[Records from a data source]
────────────────────

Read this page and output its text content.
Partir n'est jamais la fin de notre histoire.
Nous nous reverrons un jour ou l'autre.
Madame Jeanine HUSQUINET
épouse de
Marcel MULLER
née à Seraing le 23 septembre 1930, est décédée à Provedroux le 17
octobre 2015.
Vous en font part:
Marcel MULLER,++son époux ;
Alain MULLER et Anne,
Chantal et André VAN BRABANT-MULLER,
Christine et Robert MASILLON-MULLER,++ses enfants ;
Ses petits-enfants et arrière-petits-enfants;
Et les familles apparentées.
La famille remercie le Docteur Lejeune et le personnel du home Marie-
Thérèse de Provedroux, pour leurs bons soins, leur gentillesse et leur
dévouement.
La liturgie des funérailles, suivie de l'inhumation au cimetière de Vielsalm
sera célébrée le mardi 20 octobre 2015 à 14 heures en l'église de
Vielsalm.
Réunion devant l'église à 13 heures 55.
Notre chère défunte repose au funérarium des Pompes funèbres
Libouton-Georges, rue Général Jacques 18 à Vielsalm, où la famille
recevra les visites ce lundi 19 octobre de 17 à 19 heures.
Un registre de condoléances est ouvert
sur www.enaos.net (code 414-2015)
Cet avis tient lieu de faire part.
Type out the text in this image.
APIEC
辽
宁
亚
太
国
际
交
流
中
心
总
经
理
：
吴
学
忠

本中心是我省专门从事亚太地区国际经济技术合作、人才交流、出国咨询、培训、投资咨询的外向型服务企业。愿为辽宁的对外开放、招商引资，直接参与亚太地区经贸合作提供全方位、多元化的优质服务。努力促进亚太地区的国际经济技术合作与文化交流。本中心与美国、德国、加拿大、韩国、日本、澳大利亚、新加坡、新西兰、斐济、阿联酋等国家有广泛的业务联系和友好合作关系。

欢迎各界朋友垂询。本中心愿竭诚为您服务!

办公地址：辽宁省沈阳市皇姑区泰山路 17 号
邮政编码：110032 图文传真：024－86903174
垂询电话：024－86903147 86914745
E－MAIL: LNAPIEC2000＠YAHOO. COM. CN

────────────────────

* WHAT YOU HAVE TO DO
Pick out every line holding the string "enfants" and return it.

* WRITTEN RESPONSE
Christine et Robert MASILLON-MULLER,++ses enfants ;
Ses petits-enfants et arrière-petits-enfants;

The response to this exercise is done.